▶ Aim of the task
The entries are to be returned exactly, with images left out.

Extracted records:
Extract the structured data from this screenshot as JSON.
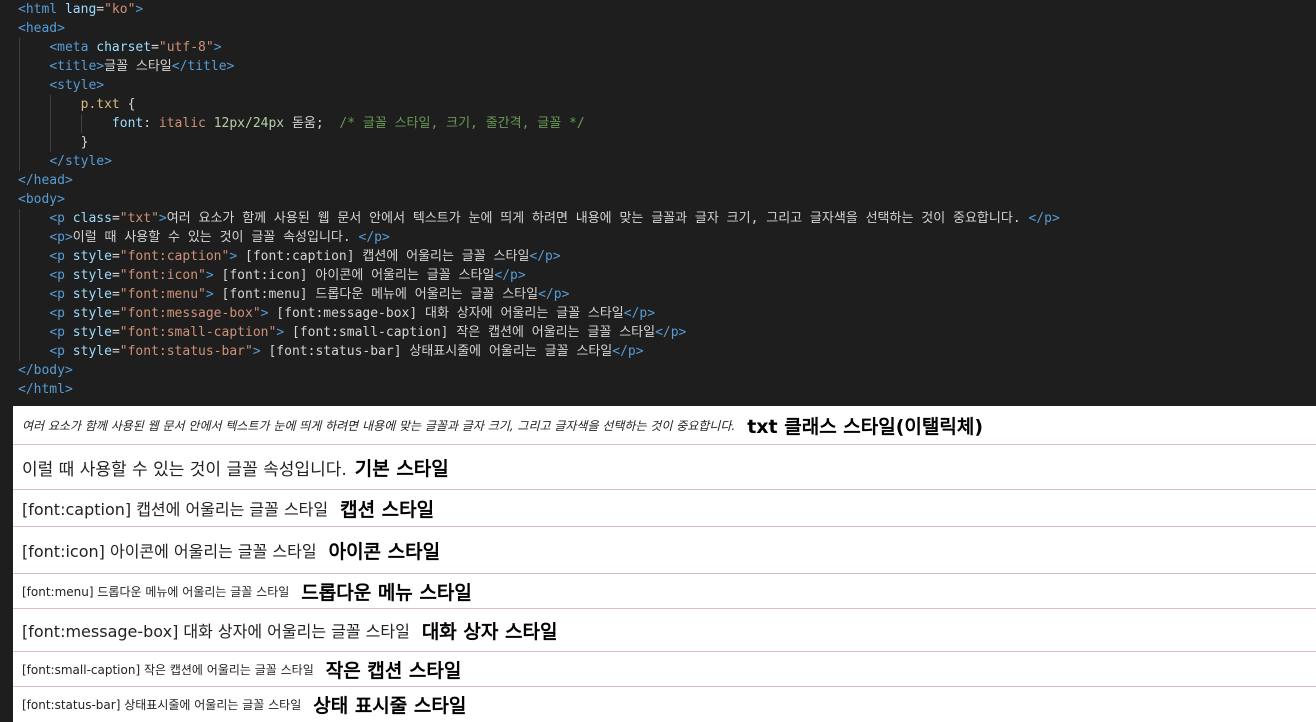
{
  "editor": {
    "lines": [
      [
        [
          "t-tag",
          "<html "
        ],
        [
          "t-attr",
          "lang"
        ],
        [
          "t-txt",
          "="
        ],
        [
          "t-str",
          "\"ko\""
        ],
        [
          "t-tag",
          ">"
        ]
      ],
      [
        [
          "t-tag",
          "<head>"
        ]
      ],
      [
        [
          "t-txt",
          "    "
        ],
        [
          "t-tag",
          "<meta "
        ],
        [
          "t-attr",
          "charset"
        ],
        [
          "t-txt",
          "="
        ],
        [
          "t-str",
          "\"utf-8\""
        ],
        [
          "t-tag",
          ">"
        ]
      ],
      [
        [
          "t-txt",
          "    "
        ],
        [
          "t-tag",
          "<title>"
        ],
        [
          "t-txt",
          "글꼴 스타일"
        ],
        [
          "t-tag",
          "</title>"
        ]
      ],
      [
        [
          "t-txt",
          "    "
        ],
        [
          "t-tag",
          "<style>"
        ]
      ],
      [
        [
          "t-txt",
          "        "
        ],
        [
          "t-sel",
          "p.txt"
        ],
        [
          "t-txt",
          " {"
        ]
      ],
      [
        [
          "t-txt",
          "            "
        ],
        [
          "t-prop",
          "font"
        ],
        [
          "t-txt",
          ": "
        ],
        [
          "t-val",
          "italic "
        ],
        [
          "t-num",
          "12px/24px"
        ],
        [
          "t-txt",
          " 돋움;  "
        ],
        [
          "t-cmt",
          "/* 글꼴 스타일, 크기, 줄간격, 글꼴 */"
        ]
      ],
      [
        [
          "t-txt",
          "        }"
        ]
      ],
      [
        [
          "t-txt",
          "    "
        ],
        [
          "t-tag",
          "</style>"
        ]
      ],
      [
        [
          "t-tag",
          "</head>"
        ]
      ],
      [
        [
          "t-tag",
          "<body>"
        ]
      ],
      [
        [
          "t-txt",
          "    "
        ],
        [
          "t-tag",
          "<p "
        ],
        [
          "t-attr",
          "class"
        ],
        [
          "t-txt",
          "="
        ],
        [
          "t-str",
          "\"txt\""
        ],
        [
          "t-tag",
          ">"
        ],
        [
          "t-txt",
          "여러 요소가 함께 사용된 웹 문서 안에서 텍스트가 눈에 띄게 하려면 내용에 맞는 글꼴과 글자 크기, 그리고 글자색을 선택하는 것이 중요합니다. "
        ],
        [
          "t-tag",
          "</p>"
        ]
      ],
      [
        [
          "t-txt",
          "    "
        ],
        [
          "t-tag",
          "<p>"
        ],
        [
          "t-txt",
          "이럴 때 사용할 수 있는 것이 글꼴 속성입니다. "
        ],
        [
          "t-tag",
          "</p>"
        ]
      ],
      [
        [
          "t-txt",
          "    "
        ],
        [
          "t-tag",
          "<p "
        ],
        [
          "t-attr",
          "style"
        ],
        [
          "t-txt",
          "="
        ],
        [
          "t-str",
          "\"font:caption\""
        ],
        [
          "t-tag",
          ">"
        ],
        [
          "t-txt",
          " [font:caption] 캡션에 어울리는 글꼴 스타일"
        ],
        [
          "t-tag",
          "</p>"
        ]
      ],
      [
        [
          "t-txt",
          "    "
        ],
        [
          "t-tag",
          "<p "
        ],
        [
          "t-attr",
          "style"
        ],
        [
          "t-txt",
          "="
        ],
        [
          "t-str",
          "\"font:icon\""
        ],
        [
          "t-tag",
          ">"
        ],
        [
          "t-txt",
          " [font:icon] 아이콘에 어울리는 글꼴 스타일"
        ],
        [
          "t-tag",
          "</p>"
        ]
      ],
      [
        [
          "t-txt",
          "    "
        ],
        [
          "t-tag",
          "<p "
        ],
        [
          "t-attr",
          "style"
        ],
        [
          "t-txt",
          "="
        ],
        [
          "t-str",
          "\"font:menu\""
        ],
        [
          "t-tag",
          ">"
        ],
        [
          "t-txt",
          " [font:menu] 드롭다운 메뉴에 어울리는 글꼴 스타일"
        ],
        [
          "t-tag",
          "</p>"
        ]
      ],
      [
        [
          "t-txt",
          "    "
        ],
        [
          "t-tag",
          "<p "
        ],
        [
          "t-attr",
          "style"
        ],
        [
          "t-txt",
          "="
        ],
        [
          "t-str",
          "\"font:message-box\""
        ],
        [
          "t-tag",
          ">"
        ],
        [
          "t-txt",
          " [font:message-box] 대화 상자에 어울리는 글꼴 스타일"
        ],
        [
          "t-tag",
          "</p>"
        ]
      ],
      [
        [
          "t-txt",
          "    "
        ],
        [
          "t-tag",
          "<p "
        ],
        [
          "t-attr",
          "style"
        ],
        [
          "t-txt",
          "="
        ],
        [
          "t-str",
          "\"font:small-caption\""
        ],
        [
          "t-tag",
          ">"
        ],
        [
          "t-txt",
          " [font:small-caption] 작은 캡션에 어울리는 글꼴 스타일"
        ],
        [
          "t-tag",
          "</p>"
        ]
      ],
      [
        [
          "t-txt",
          "    "
        ],
        [
          "t-tag",
          "<p "
        ],
        [
          "t-attr",
          "style"
        ],
        [
          "t-txt",
          "="
        ],
        [
          "t-str",
          "\"font:status-bar\""
        ],
        [
          "t-tag",
          ">"
        ],
        [
          "t-txt",
          " [font:status-bar] 상태표시줄에 어울리는 글꼴 스타일"
        ],
        [
          "t-tag",
          "</p>"
        ]
      ],
      [
        [
          "t-tag",
          "</body>"
        ]
      ],
      [
        [
          "t-tag",
          "</html>"
        ]
      ]
    ]
  },
  "preview": {
    "rows": [
      {
        "name": "txt",
        "sample": "여러 요소가 함께 사용된 웹 문서 안에서 텍스트가 눈에 띄게 하려면 내용에 맞는 글꼴과 글자 크기, 그리고 글자색을 선택하는 것이 중요합니다.",
        "label": "txt 클래스 스타일(이탤릭체)"
      },
      {
        "name": "default",
        "sample": "이럴 때 사용할 수 있는 것이 글꼴 속성입니다.",
        "label": "기본 스타일"
      },
      {
        "name": "caption",
        "sample": "[font:caption] 캡션에 어울리는 글꼴 스타일",
        "label": "캡션 스타일"
      },
      {
        "name": "icon",
        "sample": "[font:icon] 아이콘에 어울리는 글꼴 스타일",
        "label": "아이콘 스타일"
      },
      {
        "name": "menu",
        "sample": "[font:menu] 드롭다운 메뉴에 어울리는 글꼴 스타일",
        "label": "드롭다운 메뉴 스타일"
      },
      {
        "name": "message-box",
        "sample": "[font:message-box] 대화 상자에 어울리는 글꼴 스타일",
        "label": "대화 상자 스타일"
      },
      {
        "name": "small-caption",
        "sample": "[font:small-caption] 작은 캡션에 어울리는 글꼴 스타일",
        "label": "작은 캡션 스타일"
      },
      {
        "name": "status-bar",
        "sample": "[font:status-bar] 상태표시줄에 어울리는 글꼴 스타일",
        "label": "상태 표시줄 스타일"
      }
    ]
  }
}
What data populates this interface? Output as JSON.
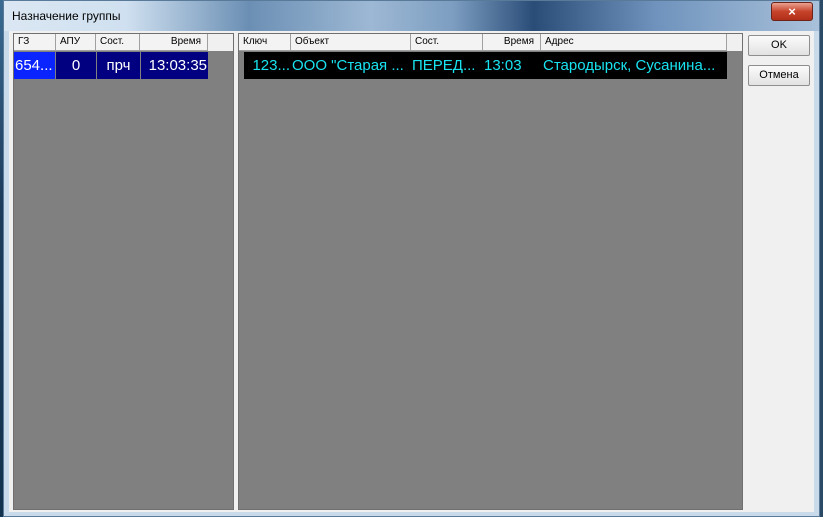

▶ Output of the task
Extract the structured data from this screenshot as JSON.
{
  "editor": {
    "lines": [
      [
        [
          "t-tag",
          "<html "
        ],
        [
          "t-attr",
          "lang"
        ],
        [
          "t-txt",
          "="
        ],
        [
          "t-str",
          "\"ko\""
        ],
        [
          "t-tag",
          ">"
        ]
      ],
      [
        [
          "t-tag",
          "<head>"
        ]
      ],
      [
        [
          "t-txt",
          "    "
        ],
        [
          "t-tag",
          "<meta "
        ],
        [
          "t-attr",
          "charset"
        ],
        [
          "t-txt",
          "="
        ],
        [
          "t-str",
          "\"utf-8\""
        ],
        [
          "t-tag",
          ">"
        ]
      ],
      [
        [
          "t-txt",
          "    "
        ],
        [
          "t-tag",
          "<title>"
        ],
        [
          "t-txt",
          "글꼴 스타일"
        ],
        [
          "t-tag",
          "</title>"
        ]
      ],
      [
        [
          "t-txt",
          "    "
        ],
        [
          "t-tag",
          "<style>"
        ]
      ],
      [
        [
          "t-txt",
          "        "
        ],
        [
          "t-sel",
          "p.txt"
        ],
        [
          "t-txt",
          " {"
        ]
      ],
      [
        [
          "t-txt",
          "            "
        ],
        [
          "t-prop",
          "font"
        ],
        [
          "t-txt",
          ": "
        ],
        [
          "t-val",
          "italic "
        ],
        [
          "t-num",
          "12px/24px"
        ],
        [
          "t-txt",
          " 돋움;  "
        ],
        [
          "t-cmt",
          "/* 글꼴 스타일, 크기, 줄간격, 글꼴 */"
        ]
      ],
      [
        [
          "t-txt",
          "        }"
        ]
      ],
      [
        [
          "t-txt",
          "    "
        ],
        [
          "t-tag",
          "</style>"
        ]
      ],
      [
        [
          "t-tag",
          "</head>"
        ]
      ],
      [
        [
          "t-tag",
          "<body>"
        ]
      ],
      [
        [
          "t-txt",
          "    "
        ],
        [
          "t-tag",
          "<p "
        ],
        [
          "t-attr",
          "class"
        ],
        [
          "t-txt",
          "="
        ],
        [
          "t-str",
          "\"txt\""
        ],
        [
          "t-tag",
          ">"
        ],
        [
          "t-txt",
          "여러 요소가 함께 사용된 웹 문서 안에서 텍스트가 눈에 띄게 하려면 내용에 맞는 글꼴과 글자 크기, 그리고 글자색을 선택하는 것이 중요합니다. "
        ],
        [
          "t-tag",
          "</p>"
        ]
      ],
      [
        [
          "t-txt",
          "    "
        ],
        [
          "t-tag",
          "<p>"
        ],
        [
          "t-txt",
          "이럴 때 사용할 수 있는 것이 글꼴 속성입니다. "
        ],
        [
          "t-tag",
          "</p>"
        ]
      ],
      [
        [
          "t-txt",
          "    "
        ],
        [
          "t-tag",
          "<p "
        ],
        [
          "t-attr",
          "style"
        ],
        [
          "t-txt",
          "="
        ],
        [
          "t-str",
          "\"font:caption\""
        ],
        [
          "t-tag",
          ">"
        ],
        [
          "t-txt",
          " [font:caption] 캡션에 어울리는 글꼴 스타일"
        ],
        [
          "t-tag",
          "</p>"
        ]
      ],
      [
        [
          "t-txt",
          "    "
        ],
        [
          "t-tag",
          "<p "
        ],
        [
          "t-attr",
          "style"
        ],
        [
          "t-txt",
          "="
        ],
        [
          "t-str",
          "\"font:icon\""
        ],
        [
          "t-tag",
          ">"
        ],
        [
          "t-txt",
          " [font:icon] 아이콘에 어울리는 글꼴 스타일"
        ],
        [
          "t-tag",
          "</p>"
        ]
      ],
      [
        [
          "t-txt",
          "    "
        ],
        [
          "t-tag",
          "<p "
        ],
        [
          "t-attr",
          "style"
        ],
        [
          "t-txt",
          "="
        ],
        [
          "t-str",
          "\"font:menu\""
        ],
        [
          "t-tag",
          ">"
        ],
        [
          "t-txt",
          " [font:menu] 드롭다운 메뉴에 어울리는 글꼴 스타일"
        ],
        [
          "t-tag",
          "</p>"
        ]
      ],
      [
        [
          "t-txt",
          "    "
        ],
        [
          "t-tag",
          "<p "
        ],
        [
          "t-attr",
          "style"
        ],
        [
          "t-txt",
          "="
        ],
        [
          "t-str",
          "\"font:message-box\""
        ],
        [
          "t-tag",
          ">"
        ],
        [
          "t-txt",
          " [font:message-box] 대화 상자에 어울리는 글꼴 스타일"
        ],
        [
          "t-tag",
          "</p>"
        ]
      ],
      [
        [
          "t-txt",
          "    "
        ],
        [
          "t-tag",
          "<p "
        ],
        [
          "t-attr",
          "style"
        ],
        [
          "t-txt",
          "="
        ],
        [
          "t-str",
          "\"font:small-caption\""
        ],
        [
          "t-tag",
          ">"
        ],
        [
          "t-txt",
          " [font:small-caption] 작은 캡션에 어울리는 글꼴 스타일"
        ],
        [
          "t-tag",
          "</p>"
        ]
      ],
      [
        [
          "t-txt",
          "    "
        ],
        [
          "t-tag",
          "<p "
        ],
        [
          "t-attr",
          "style"
        ],
        [
          "t-txt",
          "="
        ],
        [
          "t-str",
          "\"font:status-bar\""
        ],
        [
          "t-tag",
          ">"
        ],
        [
          "t-txt",
          " [font:status-bar] 상태표시줄에 어울리는 글꼴 스타일"
        ],
        [
          "t-tag",
          "</p>"
        ]
      ],
      [
        [
          "t-tag",
          "</body>"
        ]
      ],
      [
        [
          "t-tag",
          "</html>"
        ]
      ]
    ]
  },
  "preview": {
    "rows": [
      {
        "name": "txt",
        "sample": "여러 요소가 함께 사용된 웹 문서 안에서 텍스트가 눈에 띄게 하려면 내용에 맞는 글꼴과 글자 크기, 그리고 글자색을 선택하는 것이 중요합니다.",
        "label": "txt 클래스 스타일(이탤릭체)"
      },
      {
        "name": "default",
        "sample": "이럴 때 사용할 수 있는 것이 글꼴 속성입니다.",
        "label": "기본 스타일"
      },
      {
        "name": "caption",
        "sample": "[font:caption] 캡션에 어울리는 글꼴 스타일",
        "label": "캡션 스타일"
      },
      {
        "name": "icon",
        "sample": "[font:icon] 아이콘에 어울리는 글꼴 스타일",
        "label": "아이콘 스타일"
      },
      {
        "name": "menu",
        "sample": "[font:menu] 드롭다운 메뉴에 어울리는 글꼴 스타일",
        "label": "드롭다운 메뉴 스타일"
      },
      {
        "name": "message-box",
        "sample": "[font:message-box] 대화 상자에 어울리는 글꼴 스타일",
        "label": "대화 상자 스타일"
      },
      {
        "name": "small-caption",
        "sample": "[font:small-caption] 작은 캡션에 어울리는 글꼴 스타일",
        "label": "작은 캡션 스타일"
      },
      {
        "name": "status-bar",
        "sample": "[font:status-bar] 상태표시줄에 어울리는 글꼴 스타일",
        "label": "상태 표시줄 스타일"
      }
    ]
  }
}
What data populates this interface? Output as JSON.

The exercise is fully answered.